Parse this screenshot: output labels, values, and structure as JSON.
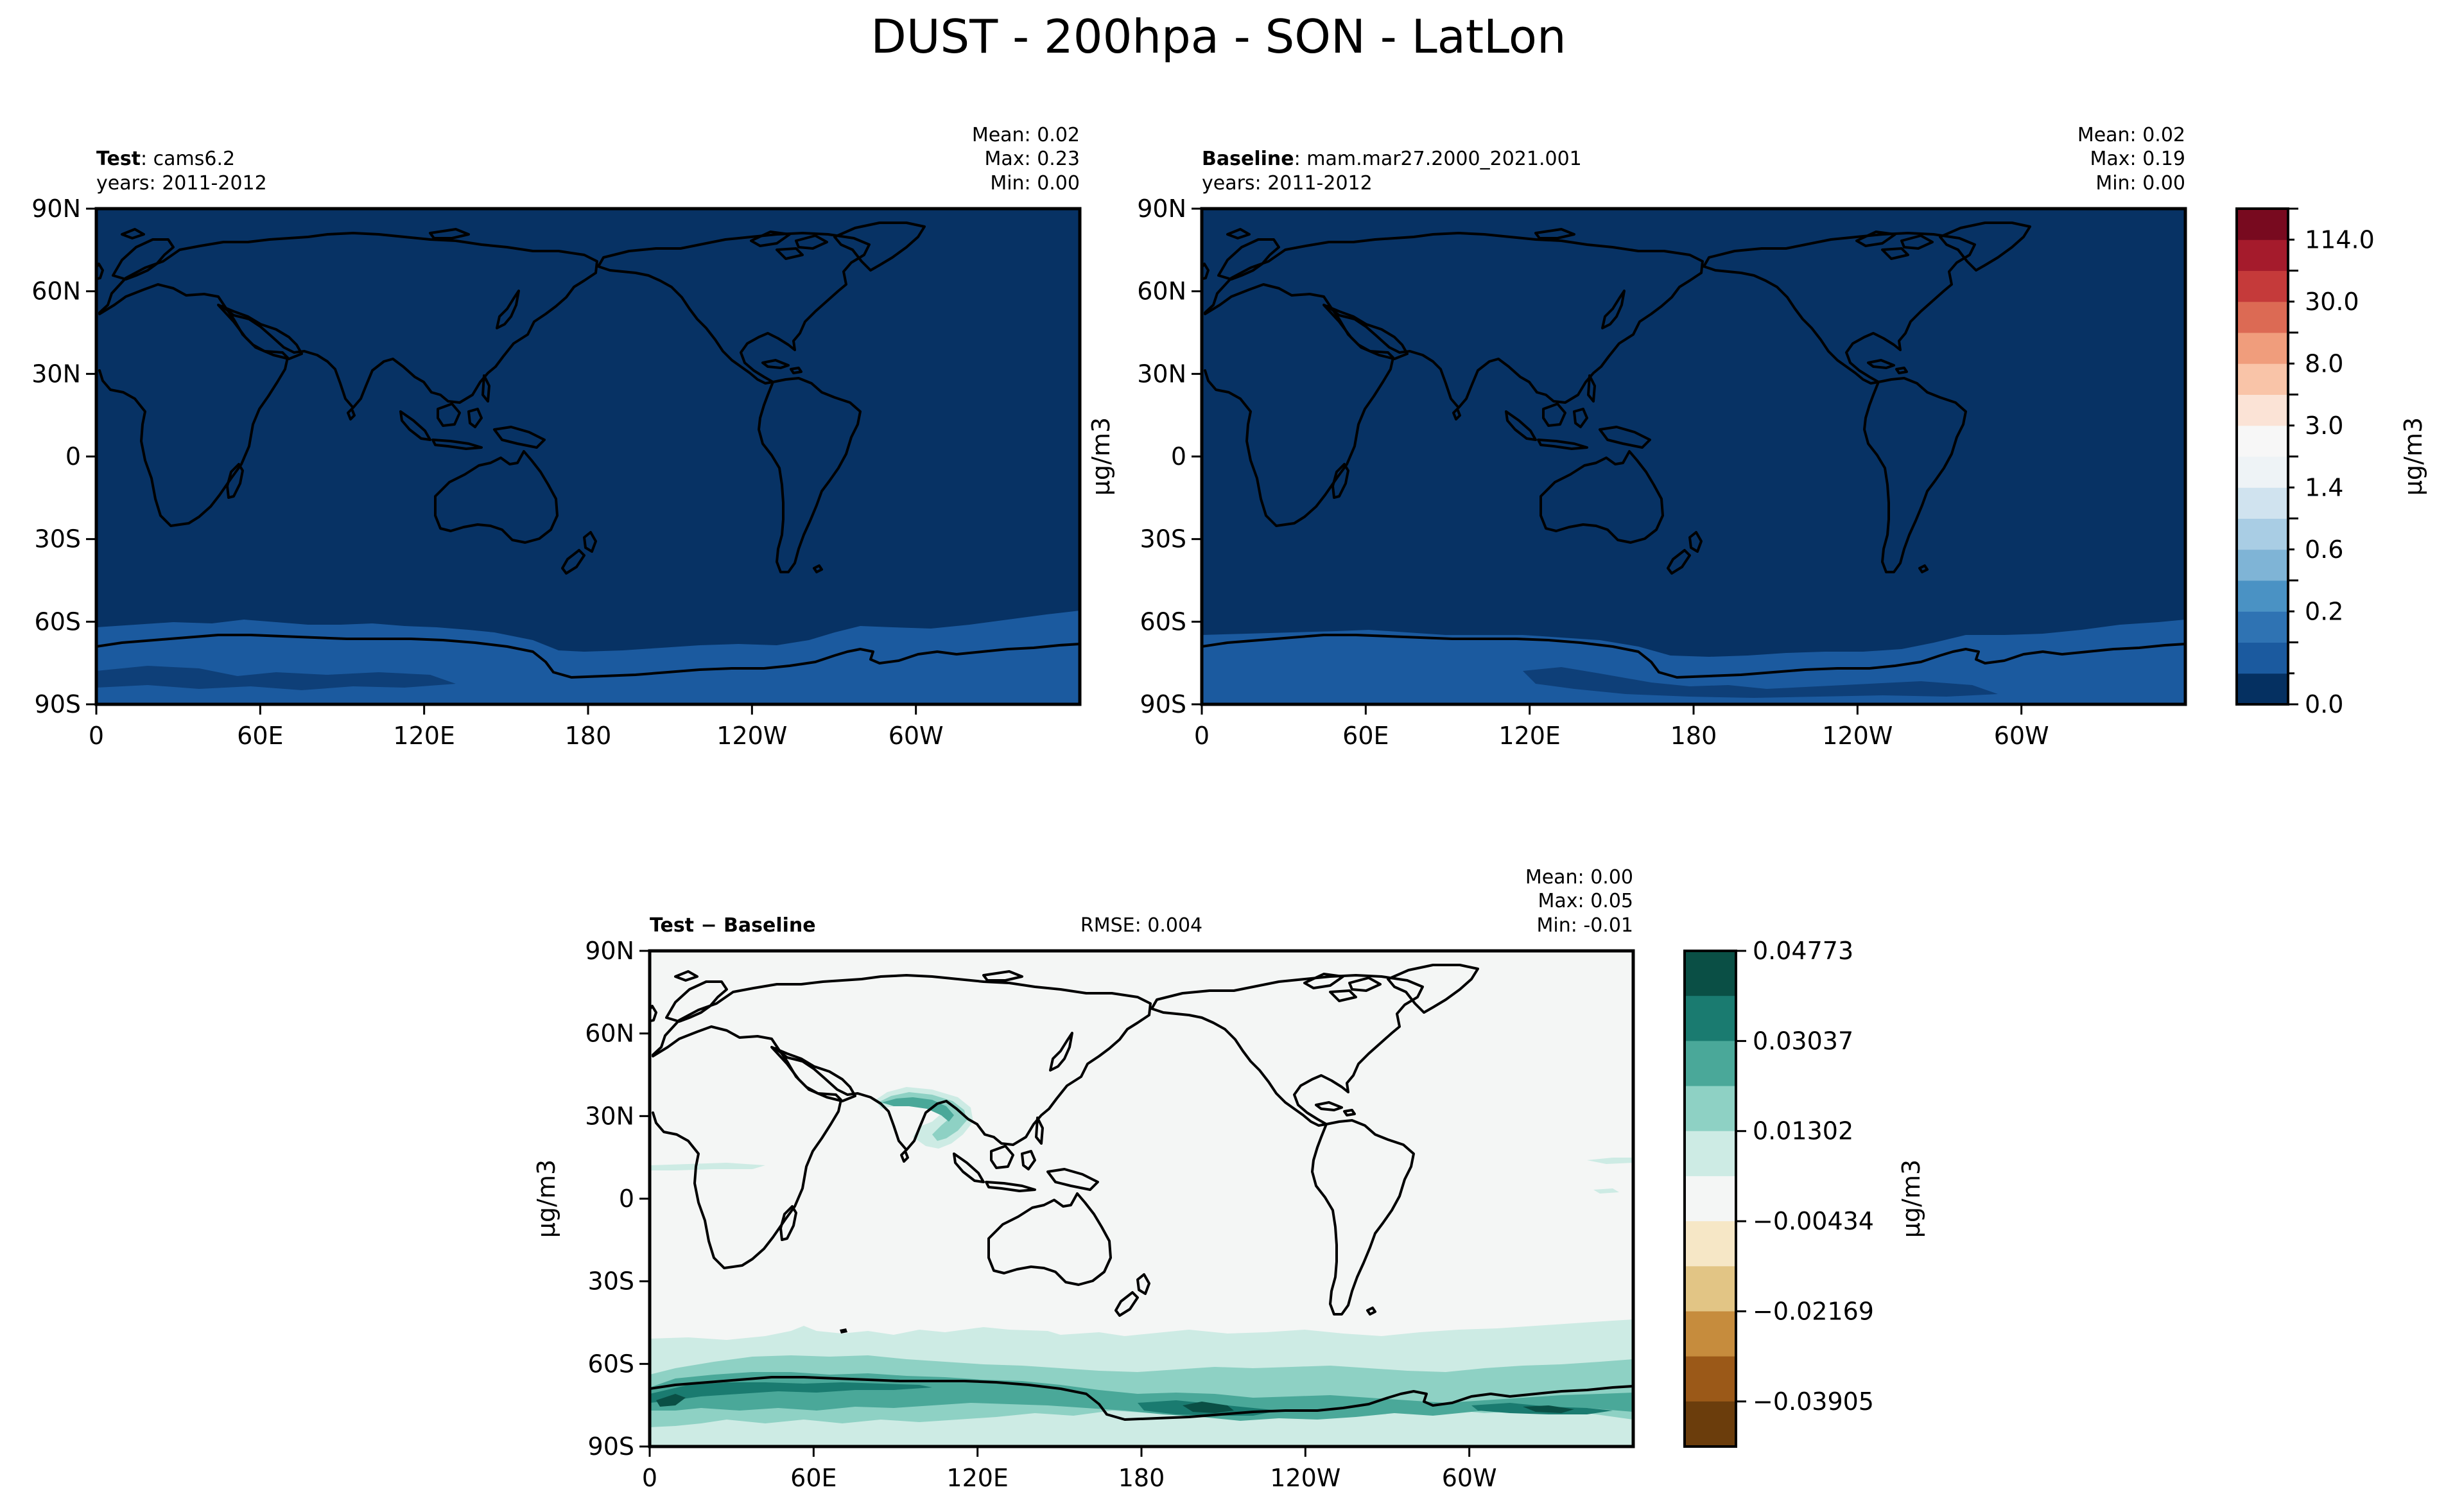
{
  "figure": {
    "title": "DUST - 200hpa - SON - LatLon",
    "ylabel": "μg/m3"
  },
  "chart_data": [
    {
      "type": "heatmap",
      "id": "test",
      "title": {
        "bold": "Test",
        "rest": ": cams6.2"
      },
      "years": "years: 2011-2012",
      "stats": {
        "mean": "Mean:  0.02",
        "max": "Max:  0.23",
        "min": "Min:  0.00"
      },
      "ylabel": "μg/m3",
      "x_ticks": [
        "0",
        "60E",
        "120E",
        "180",
        "120W",
        "60W"
      ],
      "y_ticks": [
        "90N",
        "60N",
        "30N",
        "0",
        "30S",
        "60S",
        "90S"
      ],
      "xlim": [
        0,
        360
      ],
      "ylim": [
        -90,
        90
      ],
      "colormap": "RdBu_r",
      "colorbar": {
        "label": "μg/m3",
        "tick_labels": [
          "114.0",
          "30.0",
          "8.0",
          "3.0",
          "1.4",
          "0.6",
          "0.2",
          "0.0"
        ],
        "levels": [
          0.0,
          0.1,
          0.2,
          0.4,
          0.6,
          0.8,
          1.0,
          1.4,
          2.0,
          3.0,
          5.0,
          8.0,
          14.0,
          30.0,
          50.0,
          114.0,
          200.0
        ],
        "colors": [
          "#053061",
          "#1b5a9f",
          "#2f73b3",
          "#4a92c4",
          "#7fb4d6",
          "#a9cde4",
          "#d0e3ef",
          "#eef3f6",
          "#f7f7f7",
          "#fbe3d6",
          "#f9c4a8",
          "#f09d7c",
          "#dc6a54",
          "#c53a3a",
          "#a51b2c",
          "#780a1f"
        ]
      },
      "field_colors": {
        "background": "#073264",
        "antarctic": "#1b5a9f"
      }
    },
    {
      "type": "heatmap",
      "id": "baseline",
      "title": {
        "bold": "Baseline",
        "rest": ": mam.mar27.2000_2021.001"
      },
      "years": "years: 2011-2012",
      "stats": {
        "mean": "Mean:  0.02",
        "max": "Max:  0.19",
        "min": "Min:  0.00"
      },
      "x_ticks": [
        "0",
        "60E",
        "120E",
        "180",
        "120W",
        "60W"
      ],
      "y_ticks": [
        "90N",
        "60N",
        "30N",
        "0",
        "30S",
        "60S",
        "90S"
      ],
      "xlim": [
        0,
        360
      ],
      "ylim": [
        -90,
        90
      ],
      "colormap": "RdBu_r",
      "field_colors": {
        "background": "#073264",
        "antarctic": "#1b5a9f"
      }
    },
    {
      "type": "heatmap",
      "id": "difference",
      "title": {
        "bold": "Test − Baseline",
        "rest": ""
      },
      "rmse": "RMSE: 0.004",
      "stats": {
        "mean": "Mean:  0.00",
        "max": "Max:  0.05",
        "min": "Min: -0.01"
      },
      "ylabel": "μg/m3",
      "x_ticks": [
        "0",
        "60E",
        "120E",
        "180",
        "120W",
        "60W"
      ],
      "y_ticks": [
        "90N",
        "60N",
        "30N",
        "0",
        "30S",
        "60S",
        "90S"
      ],
      "xlim": [
        0,
        360
      ],
      "ylim": [
        -90,
        90
      ],
      "colormap": "BrBG",
      "colorbar": {
        "label": "μg/m3",
        "tick_labels": [
          "0.04773",
          "0.03037",
          "0.01302",
          "−0.00434",
          "−0.02169",
          "−0.03905"
        ],
        "tick_values": [
          0.04773,
          0.03037,
          0.01302,
          -0.00434,
          -0.02169,
          -0.03905
        ],
        "colors": [
          "#0a4f45",
          "#1a7b70",
          "#4aa899",
          "#8ed1c4",
          "#cdebe4",
          "#f4f6f5",
          "#f6e7c6",
          "#e2c585",
          "#c68c3d",
          "#9b5918",
          "#6b3d0c"
        ],
        "range": [
          -0.04773,
          0.04773
        ]
      },
      "field_colors": {
        "background": "#f4f6f5",
        "light": "#cdebe4",
        "mid": "#8ed1c4",
        "strong": "#4aa899",
        "dark": "#1a7b70",
        "darkest": "#0a4f45"
      }
    }
  ]
}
■ ■ ■ ■
What to do. Without the pictures, restate all the entries above exactly.

Result of the task.
Parse this screenshot: output labels, values, and structure as JSON.
{
  "figure": {
    "title": "DUST - 200hpa - SON - LatLon",
    "ylabel": "μg/m3"
  },
  "chart_data": [
    {
      "type": "heatmap",
      "id": "test",
      "title": {
        "bold": "Test",
        "rest": ": cams6.2"
      },
      "years": "years: 2011-2012",
      "stats": {
        "mean": "Mean:  0.02",
        "max": "Max:  0.23",
        "min": "Min:  0.00"
      },
      "ylabel": "μg/m3",
      "x_ticks": [
        "0",
        "60E",
        "120E",
        "180",
        "120W",
        "60W"
      ],
      "y_ticks": [
        "90N",
        "60N",
        "30N",
        "0",
        "30S",
        "60S",
        "90S"
      ],
      "xlim": [
        0,
        360
      ],
      "ylim": [
        -90,
        90
      ],
      "colormap": "RdBu_r",
      "colorbar": {
        "label": "μg/m3",
        "tick_labels": [
          "114.0",
          "30.0",
          "8.0",
          "3.0",
          "1.4",
          "0.6",
          "0.2",
          "0.0"
        ],
        "levels": [
          0.0,
          0.1,
          0.2,
          0.4,
          0.6,
          0.8,
          1.0,
          1.4,
          2.0,
          3.0,
          5.0,
          8.0,
          14.0,
          30.0,
          50.0,
          114.0,
          200.0
        ],
        "colors": [
          "#053061",
          "#1b5a9f",
          "#2f73b3",
          "#4a92c4",
          "#7fb4d6",
          "#a9cde4",
          "#d0e3ef",
          "#eef3f6",
          "#f7f7f7",
          "#fbe3d6",
          "#f9c4a8",
          "#f09d7c",
          "#dc6a54",
          "#c53a3a",
          "#a51b2c",
          "#780a1f"
        ]
      },
      "field_colors": {
        "background": "#073264",
        "antarctic": "#1b5a9f"
      }
    },
    {
      "type": "heatmap",
      "id": "baseline",
      "title": {
        "bold": "Baseline",
        "rest": ": mam.mar27.2000_2021.001"
      },
      "years": "years: 2011-2012",
      "stats": {
        "mean": "Mean:  0.02",
        "max": "Max:  0.19",
        "min": "Min:  0.00"
      },
      "x_ticks": [
        "0",
        "60E",
        "120E",
        "180",
        "120W",
        "60W"
      ],
      "y_ticks": [
        "90N",
        "60N",
        "30N",
        "0",
        "30S",
        "60S",
        "90S"
      ],
      "xlim": [
        0,
        360
      ],
      "ylim": [
        -90,
        90
      ],
      "colormap": "RdBu_r",
      "field_colors": {
        "background": "#073264",
        "antarctic": "#1b5a9f"
      }
    },
    {
      "type": "heatmap",
      "id": "difference",
      "title": {
        "bold": "Test − Baseline",
        "rest": ""
      },
      "rmse": "RMSE: 0.004",
      "stats": {
        "mean": "Mean:  0.00",
        "max": "Max:  0.05",
        "min": "Min: -0.01"
      },
      "ylabel": "μg/m3",
      "x_ticks": [
        "0",
        "60E",
        "120E",
        "180",
        "120W",
        "60W"
      ],
      "y_ticks": [
        "90N",
        "60N",
        "30N",
        "0",
        "30S",
        "60S",
        "90S"
      ],
      "xlim": [
        0,
        360
      ],
      "ylim": [
        -90,
        90
      ],
      "colormap": "BrBG",
      "colorbar": {
        "label": "μg/m3",
        "tick_labels": [
          "0.04773",
          "0.03037",
          "0.01302",
          "−0.00434",
          "−0.02169",
          "−0.03905"
        ],
        "tick_values": [
          0.04773,
          0.03037,
          0.01302,
          -0.00434,
          -0.02169,
          -0.03905
        ],
        "colors": [
          "#0a4f45",
          "#1a7b70",
          "#4aa899",
          "#8ed1c4",
          "#cdebe4",
          "#f4f6f5",
          "#f6e7c6",
          "#e2c585",
          "#c68c3d",
          "#9b5918",
          "#6b3d0c"
        ],
        "range": [
          -0.04773,
          0.04773
        ]
      },
      "field_colors": {
        "background": "#f4f6f5",
        "light": "#cdebe4",
        "mid": "#8ed1c4",
        "strong": "#4aa899",
        "dark": "#1a7b70",
        "darkest": "#0a4f45"
      }
    }
  ]
}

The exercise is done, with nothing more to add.